• [What the task asks]: Decide whether each statement agrees with the text on angle of attack below, answering yes or no and quoting the text's deciding words: (a) In most aircraft, the angle-of-attack indicator is a manual instrument. (b) After landing, pilots put the aircraft nose on the ground as soon as possible to create drag. (c) F-16 pilots were taught to fly the angle-of-attack to land.
+++ Selected text
Luckily the engineers were able to upload a patch to Mars. That's remote debugging/patching for you :-)
F-16 AOA and WOW (Score:4, Interesting)
First, BEFORE YOU LEAVE THE GROUND, pilots are taught that instruments don't lie. Specifically, when the human inner ear is placed in flight, things go wrong (the inner ear canals are static, not dynamic, devices; the fluid has no dampening or rate sensors). When there is no external reference, the inner ear canals adjust to the eye's visual presentation. It's called the 'leans.' Bad joo-joo. Many a perfectly good aircraft has been flown into the ground because the pilot believed his ears and eyes and not his instruments.
Second, IN FLIGHT, angle-of-attack (AOA) is a spectacular indicator of where your airfoil exists within (or outside) the flight envelope for your aircraft. Inside the flight envelope, you can seek best range (mpg) or best endurance (loiter) or best climb.
In most aircraft, the angle-of-attack indicator is a manual instrument (on the skin is a sensor which looks like a big euro-style handle and it runs to an indicator in the cockpit).
Many pilots are correctly taught to 'fly' the angle-of-attack.
Third, ON THE GROUND, when you land, you use the aircraft shape as an airbrake. You hold the aircraft nose off the ground as long as possible to create drag.
Fourth, ON THE GROUND, when you land, you do not want to hold the aircraft nose too far off the ground or the tail will scrape the runway and your fitness report will reflect and you'll be the butt of bad jokes at Snopes for eternity.
The AOA is used to assist in the performance of aerodynmic braking. The aircraft performance manual publishes the tried and true range of AOAs for aerodynamic braking. [It also indicates when too much AOA will ding the aircraft.]
Aerodynamic braking is part art and part science and requires accurate instruments.
Enter the F-16
F-16 pilots were taught to fly the flight direction indicators to land.
++++++
+++ Information provided
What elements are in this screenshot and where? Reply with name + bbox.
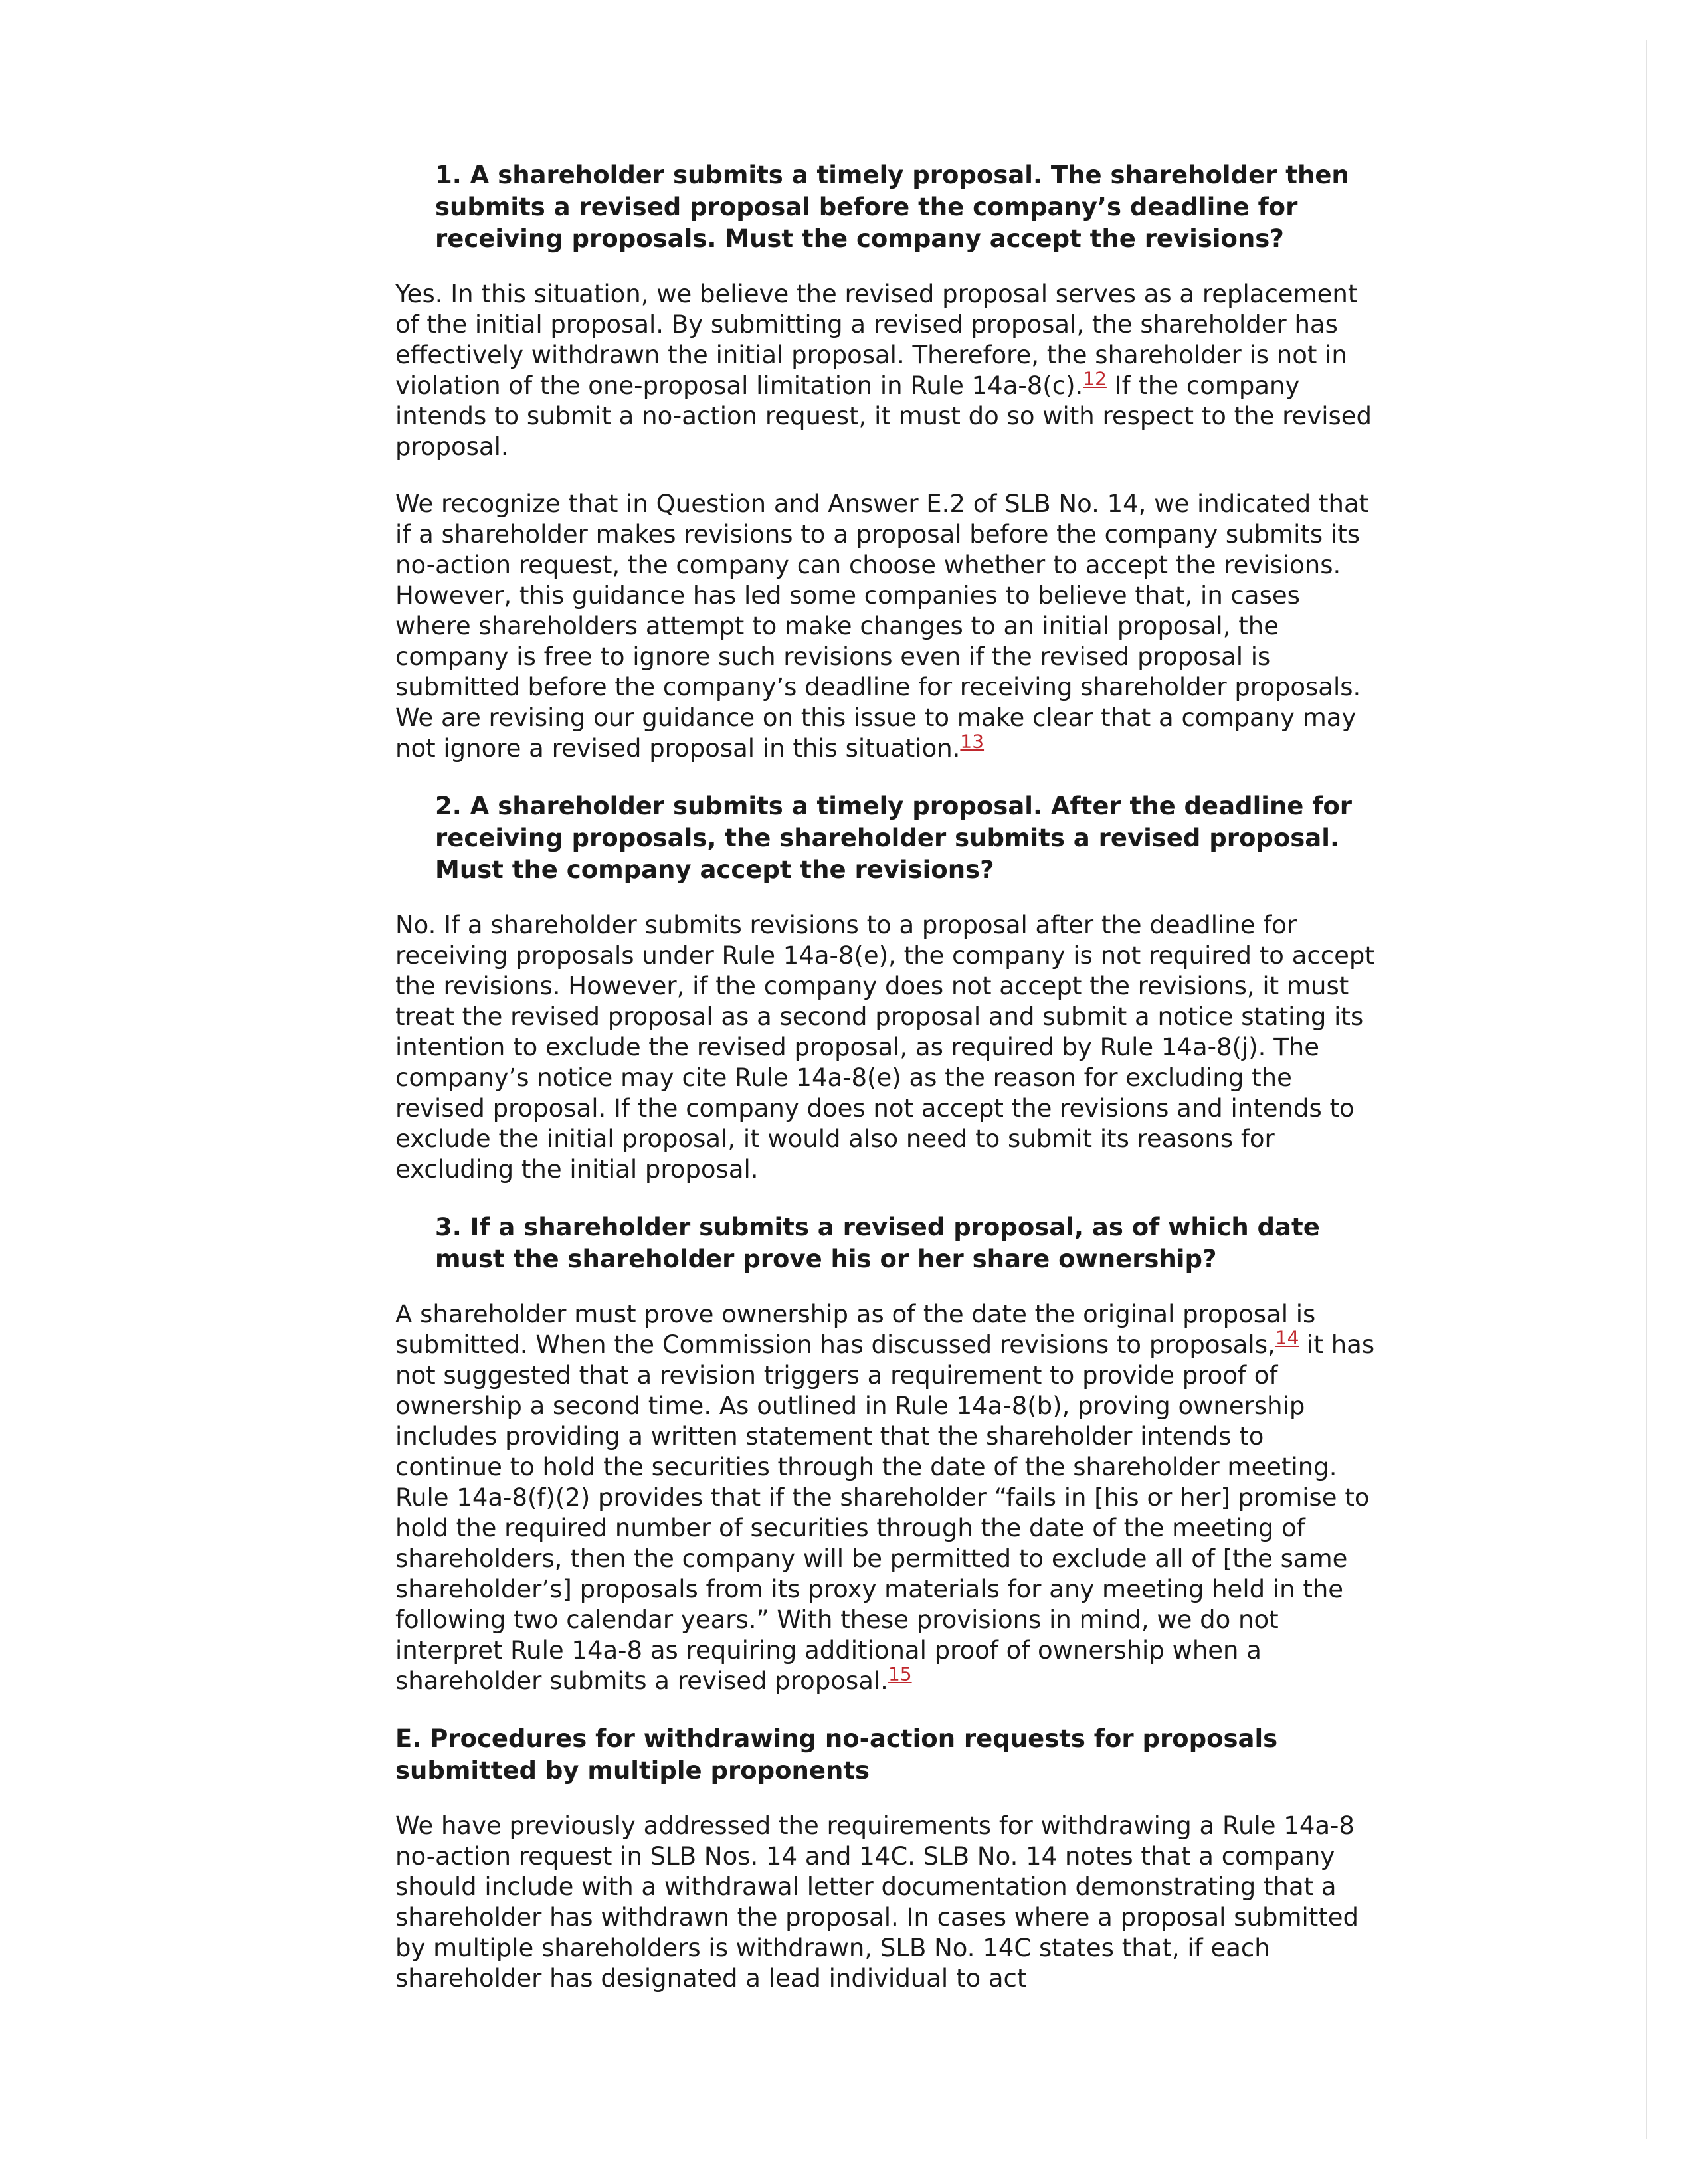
++++++
• [Answer below]:
(a) Yes: "In most aircraft, the angle-of-attack indicator is a manual instrument"
(b) No: "You hold the aircraft nose off the ground as long as possible to create drag."
(c) No: "F-16 pilots were taught to fly the flight direction indicators to land."